╭──

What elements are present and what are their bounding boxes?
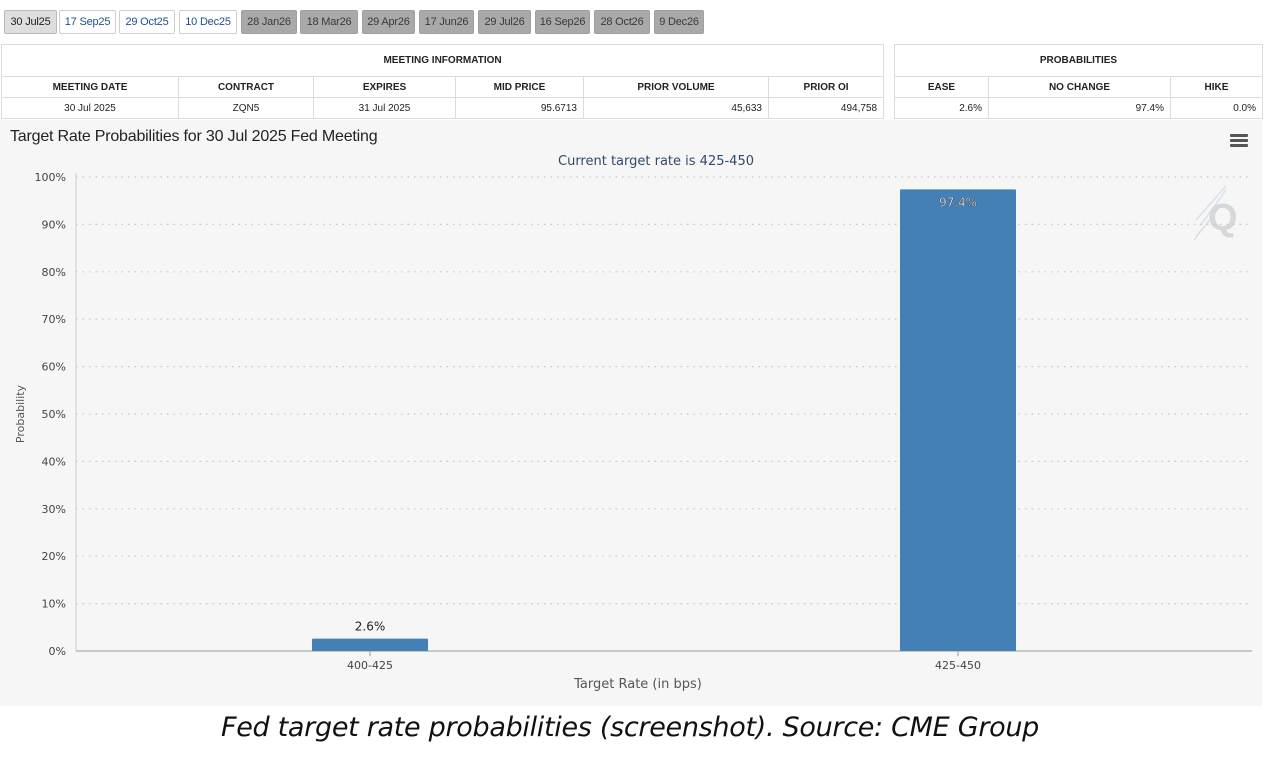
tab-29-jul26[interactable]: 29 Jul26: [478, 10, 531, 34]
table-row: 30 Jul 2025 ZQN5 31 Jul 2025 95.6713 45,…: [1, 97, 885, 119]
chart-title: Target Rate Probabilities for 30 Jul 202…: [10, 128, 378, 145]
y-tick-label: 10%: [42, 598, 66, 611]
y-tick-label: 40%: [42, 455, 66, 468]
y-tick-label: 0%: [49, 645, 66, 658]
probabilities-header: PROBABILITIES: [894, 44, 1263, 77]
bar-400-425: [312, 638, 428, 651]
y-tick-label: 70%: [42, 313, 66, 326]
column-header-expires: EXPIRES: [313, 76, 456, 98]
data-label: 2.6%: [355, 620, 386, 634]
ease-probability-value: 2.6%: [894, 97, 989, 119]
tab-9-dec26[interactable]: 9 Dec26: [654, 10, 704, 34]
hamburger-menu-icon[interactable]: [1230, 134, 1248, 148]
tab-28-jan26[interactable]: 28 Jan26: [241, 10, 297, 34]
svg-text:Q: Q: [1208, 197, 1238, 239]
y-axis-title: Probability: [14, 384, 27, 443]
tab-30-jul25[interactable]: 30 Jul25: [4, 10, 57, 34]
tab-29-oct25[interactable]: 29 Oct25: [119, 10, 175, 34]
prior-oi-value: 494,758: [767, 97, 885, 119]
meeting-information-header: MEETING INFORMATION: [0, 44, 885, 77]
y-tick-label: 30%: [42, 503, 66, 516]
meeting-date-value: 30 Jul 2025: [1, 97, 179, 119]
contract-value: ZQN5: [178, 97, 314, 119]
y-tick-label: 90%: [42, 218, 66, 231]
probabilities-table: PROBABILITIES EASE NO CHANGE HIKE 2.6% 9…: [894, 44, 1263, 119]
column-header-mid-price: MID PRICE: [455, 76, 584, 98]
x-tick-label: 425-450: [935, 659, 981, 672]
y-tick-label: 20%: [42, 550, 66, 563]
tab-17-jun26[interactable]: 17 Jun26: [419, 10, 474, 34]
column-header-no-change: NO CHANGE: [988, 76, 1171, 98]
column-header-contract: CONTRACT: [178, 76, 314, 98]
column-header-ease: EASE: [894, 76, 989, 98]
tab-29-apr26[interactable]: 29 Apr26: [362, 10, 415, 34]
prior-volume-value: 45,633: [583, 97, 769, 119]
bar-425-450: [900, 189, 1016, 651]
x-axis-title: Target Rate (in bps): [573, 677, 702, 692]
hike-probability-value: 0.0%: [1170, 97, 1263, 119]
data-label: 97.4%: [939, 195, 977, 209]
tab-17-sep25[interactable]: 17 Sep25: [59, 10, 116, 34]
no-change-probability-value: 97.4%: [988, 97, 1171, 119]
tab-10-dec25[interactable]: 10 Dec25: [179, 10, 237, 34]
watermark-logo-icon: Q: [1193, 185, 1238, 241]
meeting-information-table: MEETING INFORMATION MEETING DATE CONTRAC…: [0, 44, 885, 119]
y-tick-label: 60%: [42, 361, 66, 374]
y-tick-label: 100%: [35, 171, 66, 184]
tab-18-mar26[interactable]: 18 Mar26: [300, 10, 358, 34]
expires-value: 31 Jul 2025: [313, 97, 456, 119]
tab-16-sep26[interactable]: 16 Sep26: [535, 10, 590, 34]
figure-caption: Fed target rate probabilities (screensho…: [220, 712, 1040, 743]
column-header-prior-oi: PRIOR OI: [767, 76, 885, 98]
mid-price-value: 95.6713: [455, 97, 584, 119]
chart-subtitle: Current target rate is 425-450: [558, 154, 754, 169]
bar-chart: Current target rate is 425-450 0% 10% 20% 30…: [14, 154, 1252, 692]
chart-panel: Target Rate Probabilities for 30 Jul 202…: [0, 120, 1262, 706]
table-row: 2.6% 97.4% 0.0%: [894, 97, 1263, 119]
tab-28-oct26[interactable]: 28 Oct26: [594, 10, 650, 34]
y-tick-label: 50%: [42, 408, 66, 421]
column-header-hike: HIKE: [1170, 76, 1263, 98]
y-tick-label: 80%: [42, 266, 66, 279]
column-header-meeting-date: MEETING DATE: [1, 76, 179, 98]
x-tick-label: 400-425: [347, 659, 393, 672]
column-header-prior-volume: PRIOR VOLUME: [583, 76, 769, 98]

╰──

> **TASK BRIEF**: Repeat every line of the records above word for word, omitting the picture.

> **SOLUTION TO THIS EXERCISE**:
What elements are present and what are their bounding boxes?
tab-29-jul26[interactable]: 29 Jul26: [478, 10, 531, 34]
table-row: 30 Jul 2025 ZQN5 31 Jul 2025 95.6713 45,…: [1, 97, 885, 119]
chart-title: Target Rate Probabilities for 30 Jul 202…: [10, 128, 378, 145]
y-tick-label: 10%: [42, 598, 66, 611]
y-tick-label: 40%: [42, 455, 66, 468]
y-tick-label: 0%: [49, 645, 66, 658]
probabilities-header: PROBABILITIES: [894, 44, 1263, 77]
bar-400-425: [312, 638, 428, 651]
y-tick-label: 70%: [42, 313, 66, 326]
column-header-expires: EXPIRES: [313, 76, 456, 98]
data-label: 2.6%: [355, 620, 386, 634]
ease-probability-value: 2.6%: [894, 97, 989, 119]
tab-9-dec26[interactable]: 9 Dec26: [654, 10, 704, 34]
hamburger-menu-icon[interactable]: [1230, 134, 1248, 148]
tab-28-jan26[interactable]: 28 Jan26: [241, 10, 297, 34]
svg-text:Q: Q: [1208, 197, 1238, 239]
y-axis-title: Probability: [14, 384, 27, 443]
tab-30-jul25[interactable]: 30 Jul25: [4, 10, 57, 34]
tab-29-oct25[interactable]: 29 Oct25: [119, 10, 175, 34]
prior-oi-value: 494,758: [767, 97, 885, 119]
meeting-information-header: MEETING INFORMATION: [0, 44, 885, 77]
y-tick-label: 30%: [42, 503, 66, 516]
meeting-date-value: 30 Jul 2025: [1, 97, 179, 119]
contract-value: ZQN5: [178, 97, 314, 119]
y-tick-label: 90%: [42, 218, 66, 231]
probabilities-table: PROBABILITIES EASE NO CHANGE HIKE 2.6% 9…: [894, 44, 1263, 119]
column-header-mid-price: MID PRICE: [455, 76, 584, 98]
x-tick-label: 425-450: [935, 659, 981, 672]
y-tick-label: 20%: [42, 550, 66, 563]
tab-17-jun26[interactable]: 17 Jun26: [419, 10, 474, 34]
column-header-no-change: NO CHANGE: [988, 76, 1171, 98]
column-header-contract: CONTRACT: [178, 76, 314, 98]
column-header-ease: EASE: [894, 76, 989, 98]
tab-29-apr26[interactable]: 29 Apr26: [362, 10, 415, 34]
prior-volume-value: 45,633: [583, 97, 769, 119]
bar-425-450: [900, 189, 1016, 651]
x-axis-title: Target Rate (in bps): [573, 677, 702, 692]
hike-probability-value: 0.0%: [1170, 97, 1263, 119]
data-label: 97.4%: [939, 195, 977, 209]
tab-17-sep25[interactable]: 17 Sep25: [59, 10, 116, 34]
no-change-probability-value: 97.4%: [988, 97, 1171, 119]
tab-10-dec25[interactable]: 10 Dec25: [179, 10, 237, 34]
watermark-logo-icon: Q: [1193, 185, 1238, 241]
meeting-information-table: MEETING INFORMATION MEETING DATE CONTRAC…: [0, 44, 885, 119]
y-tick-label: 60%: [42, 361, 66, 374]
y-tick-label: 100%: [35, 171, 66, 184]
tab-18-mar26[interactable]: 18 Mar26: [300, 10, 358, 34]
expires-value: 31 Jul 2025: [313, 97, 456, 119]
tab-16-sep26[interactable]: 16 Sep26: [535, 10, 590, 34]
figure-caption: Fed target rate probabilities (screensho…: [220, 712, 1040, 743]
column-header-prior-oi: PRIOR OI: [767, 76, 885, 98]
mid-price-value: 95.6713: [455, 97, 584, 119]
chart-subtitle: Current target rate is 425-450: [558, 154, 754, 169]
bar-chart: Current target rate is 425-450 0% 10% 20% 30…: [14, 154, 1252, 692]
chart-panel: Target Rate Probabilities for 30 Jul 202…: [0, 120, 1262, 706]
table-row: 2.6% 97.4% 0.0%: [894, 97, 1263, 119]
tab-28-oct26[interactable]: 28 Oct26: [594, 10, 650, 34]
y-tick-label: 50%: [42, 408, 66, 421]
column-header-hike: HIKE: [1170, 76, 1263, 98]
y-tick-label: 80%: [42, 266, 66, 279]
column-header-meeting-date: MEETING DATE: [1, 76, 179, 98]
x-tick-label: 400-425: [347, 659, 393, 672]
column-header-prior-volume: PRIOR VOLUME: [583, 76, 769, 98]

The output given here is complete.